_Records provided_.
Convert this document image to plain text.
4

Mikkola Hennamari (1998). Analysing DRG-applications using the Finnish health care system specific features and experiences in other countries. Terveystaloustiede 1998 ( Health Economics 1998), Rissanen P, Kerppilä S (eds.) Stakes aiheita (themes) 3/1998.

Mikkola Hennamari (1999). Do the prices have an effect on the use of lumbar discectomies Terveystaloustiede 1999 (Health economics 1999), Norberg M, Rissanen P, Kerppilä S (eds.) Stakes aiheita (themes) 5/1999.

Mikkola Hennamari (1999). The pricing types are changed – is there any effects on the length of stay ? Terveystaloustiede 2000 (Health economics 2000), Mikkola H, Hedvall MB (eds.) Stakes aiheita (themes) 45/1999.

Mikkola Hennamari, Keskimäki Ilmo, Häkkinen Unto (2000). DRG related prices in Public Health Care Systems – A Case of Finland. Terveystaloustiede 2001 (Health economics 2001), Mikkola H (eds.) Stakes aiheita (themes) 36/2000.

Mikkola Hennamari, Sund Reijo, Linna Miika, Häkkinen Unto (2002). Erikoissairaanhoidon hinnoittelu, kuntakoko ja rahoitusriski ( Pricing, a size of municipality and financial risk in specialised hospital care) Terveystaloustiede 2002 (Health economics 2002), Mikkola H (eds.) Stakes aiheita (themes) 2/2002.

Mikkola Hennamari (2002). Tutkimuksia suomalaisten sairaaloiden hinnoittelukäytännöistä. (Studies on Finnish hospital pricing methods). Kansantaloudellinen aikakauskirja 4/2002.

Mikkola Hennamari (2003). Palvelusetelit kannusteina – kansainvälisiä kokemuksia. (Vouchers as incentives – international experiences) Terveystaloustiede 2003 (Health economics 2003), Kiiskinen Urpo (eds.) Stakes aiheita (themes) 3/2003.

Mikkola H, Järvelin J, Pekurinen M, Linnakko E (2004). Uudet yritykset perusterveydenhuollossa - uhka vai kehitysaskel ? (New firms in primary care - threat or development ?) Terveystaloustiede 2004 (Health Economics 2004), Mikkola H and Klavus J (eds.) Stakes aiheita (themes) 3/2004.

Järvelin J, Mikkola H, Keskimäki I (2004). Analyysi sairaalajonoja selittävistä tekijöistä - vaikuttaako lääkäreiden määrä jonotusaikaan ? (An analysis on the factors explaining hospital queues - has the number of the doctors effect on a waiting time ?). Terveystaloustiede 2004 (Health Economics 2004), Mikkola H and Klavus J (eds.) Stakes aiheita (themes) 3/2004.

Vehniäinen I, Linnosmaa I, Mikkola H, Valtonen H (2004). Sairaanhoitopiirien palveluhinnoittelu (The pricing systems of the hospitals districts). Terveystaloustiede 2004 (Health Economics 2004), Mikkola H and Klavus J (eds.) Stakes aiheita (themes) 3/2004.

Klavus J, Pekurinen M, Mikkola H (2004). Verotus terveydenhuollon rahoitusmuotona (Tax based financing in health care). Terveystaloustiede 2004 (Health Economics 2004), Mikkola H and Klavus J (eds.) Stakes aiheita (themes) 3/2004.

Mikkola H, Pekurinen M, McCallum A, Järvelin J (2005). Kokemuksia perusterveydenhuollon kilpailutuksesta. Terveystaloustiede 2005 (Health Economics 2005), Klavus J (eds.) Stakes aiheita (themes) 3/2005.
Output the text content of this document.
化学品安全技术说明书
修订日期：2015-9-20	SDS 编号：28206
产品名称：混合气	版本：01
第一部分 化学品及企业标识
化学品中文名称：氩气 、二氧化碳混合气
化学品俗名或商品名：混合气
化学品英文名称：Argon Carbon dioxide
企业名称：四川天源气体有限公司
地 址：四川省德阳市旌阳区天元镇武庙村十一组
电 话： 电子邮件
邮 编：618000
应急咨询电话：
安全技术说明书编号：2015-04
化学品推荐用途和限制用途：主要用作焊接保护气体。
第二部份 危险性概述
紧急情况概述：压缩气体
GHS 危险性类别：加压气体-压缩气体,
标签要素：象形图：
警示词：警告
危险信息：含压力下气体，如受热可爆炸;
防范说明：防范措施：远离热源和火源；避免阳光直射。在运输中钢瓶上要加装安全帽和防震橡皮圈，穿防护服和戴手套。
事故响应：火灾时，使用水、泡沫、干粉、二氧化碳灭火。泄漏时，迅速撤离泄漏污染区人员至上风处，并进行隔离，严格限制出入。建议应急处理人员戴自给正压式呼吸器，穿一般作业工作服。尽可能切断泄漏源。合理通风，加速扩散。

_Goal_. Retype every record above exactly as written.

_Answer to the problem_.
Convert this document image to plain text.
4

Mikkola Hennamari (1998). Analysing DRG-applications using the Finnish health care system specific features and experiences in other countries. Terveystaloustiede 1998 ( Health Economics 1998), Rissanen P, Kerppilä S (eds.) Stakes aiheita (themes) 3/1998.

Mikkola Hennamari (1999). Do the prices have an effect on the use of lumbar discectomies Terveystaloustiede 1999 (Health economics 1999), Norberg M, Rissanen P, Kerppilä S (eds.) Stakes aiheita (themes) 5/1999.

Mikkola Hennamari (1999). The pricing types are changed – is there any effects on the length of stay ? Terveystaloustiede 2000 (Health economics 2000), Mikkola H, Hedvall MB (eds.) Stakes aiheita (themes) 45/1999.

Mikkola Hennamari, Keskimäki Ilmo, Häkkinen Unto (2000). DRG related prices in Public Health Care Systems – A Case of Finland. Terveystaloustiede 2001 (Health economics 2001), Mikkola H (eds.) Stakes aiheita (themes) 36/2000.

Mikkola Hennamari, Sund Reijo, Linna Miika, Häkkinen Unto (2002). Erikoissairaanhoidon hinnoittelu, kuntakoko ja rahoitusriski ( Pricing, a size of municipality and financial risk in specialised hospital care) Terveystaloustiede 2002 (Health economics 2002), Mikkola H (eds.) Stakes aiheita (themes) 2/2002.

Mikkola Hennamari (2002). Tutkimuksia suomalaisten sairaaloiden hinnoittelukäytännöistä. (Studies on Finnish hospital pricing methods). Kansantaloudellinen aikakauskirja 4/2002.

Mikkola Hennamari (2003). Palvelusetelit kannusteina – kansainvälisiä kokemuksia. (Vouchers as incentives – international experiences) Terveystaloustiede 2003 (Health economics 2003), Kiiskinen Urpo (eds.) Stakes aiheita (themes) 3/2003.

Mikkola H, Järvelin J, Pekurinen M, Linnakko E (2004). Uudet yritykset perusterveydenhuollossa - uhka vai kehitysaskel ? (New firms in primary care - threat or development ?) Terveystaloustiede 2004 (Health Economics 2004), Mikkola H and Klavus J (eds.) Stakes aiheita (themes) 3/2004.

Järvelin J, Mikkola H, Keskimäki I (2004). Analyysi sairaalajonoja selittävistä tekijöistä - vaikuttaako lääkäreiden määrä jonotusaikaan ? (An analysis on the factors explaining hospital queues - has the number of the doctors effect on a waiting time ?). Terveystaloustiede 2004 (Health Economics 2004), Mikkola H and Klavus J (eds.) Stakes aiheita (themes) 3/2004.

Vehniäinen I, Linnosmaa I, Mikkola H, Valtonen H (2004). Sairaanhoitopiirien palveluhinnoittelu (The pricing systems of the hospitals districts). Terveystaloustiede 2004 (Health Economics 2004), Mikkola H and Klavus J (eds.) Stakes aiheita (themes) 3/2004.

Klavus J, Pekurinen M, Mikkola H (2004). Verotus terveydenhuollon rahoitusmuotona (Tax based financing in health care). Terveystaloustiede 2004 (Health Economics 2004), Mikkola H and Klavus J (eds.) Stakes aiheita (themes) 3/2004.

Mikkola H, Pekurinen M, McCallum A, Järvelin J (2005). Kokemuksia perusterveydenhuollon kilpailutuksesta. Terveystaloustiede 2005 (Health Economics 2005), Klavus J (eds.) Stakes aiheita (themes) 3/2005.
Output the text content of this document.
化学品安全技术说明书
修订日期：2015-9-20	SDS 编号：28206
产品名称：混合气	版本：01
第一部分 化学品及企业标识
化学品中文名称：氩气 、二氧化碳混合气
化学品俗名或商品名：混合气
化学品英文名称：Argon Carbon dioxide
企业名称：四川天源气体有限公司
地 址：四川省德阳市旌阳区天元镇武庙村十一组
电 话： 电子邮件
邮 编：618000
应急咨询电话：
安全技术说明书编号：2015-04
化学品推荐用途和限制用途：主要用作焊接保护气体。
第二部份 危险性概述
紧急情况概述：压缩气体
GHS 危险性类别：加压气体-压缩气体,
标签要素：象形图：
警示词：警告
危险信息：含压力下气体，如受热可爆炸;
防范说明：防范措施：远离热源和火源；避免阳光直射。在运输中钢瓶上要加装安全帽和防震橡皮圈，穿防护服和戴手套。
事故响应：火灾时，使用水、泡沫、干粉、二氧化碳灭火。泄漏时，迅速撤离泄漏污染区人员至上风处，并进行隔离，严格限制出入。建议应急处理人员戴自给正压式呼吸器，穿一般作业工作服。尽可能切断泄漏源。合理通风，加速扩散。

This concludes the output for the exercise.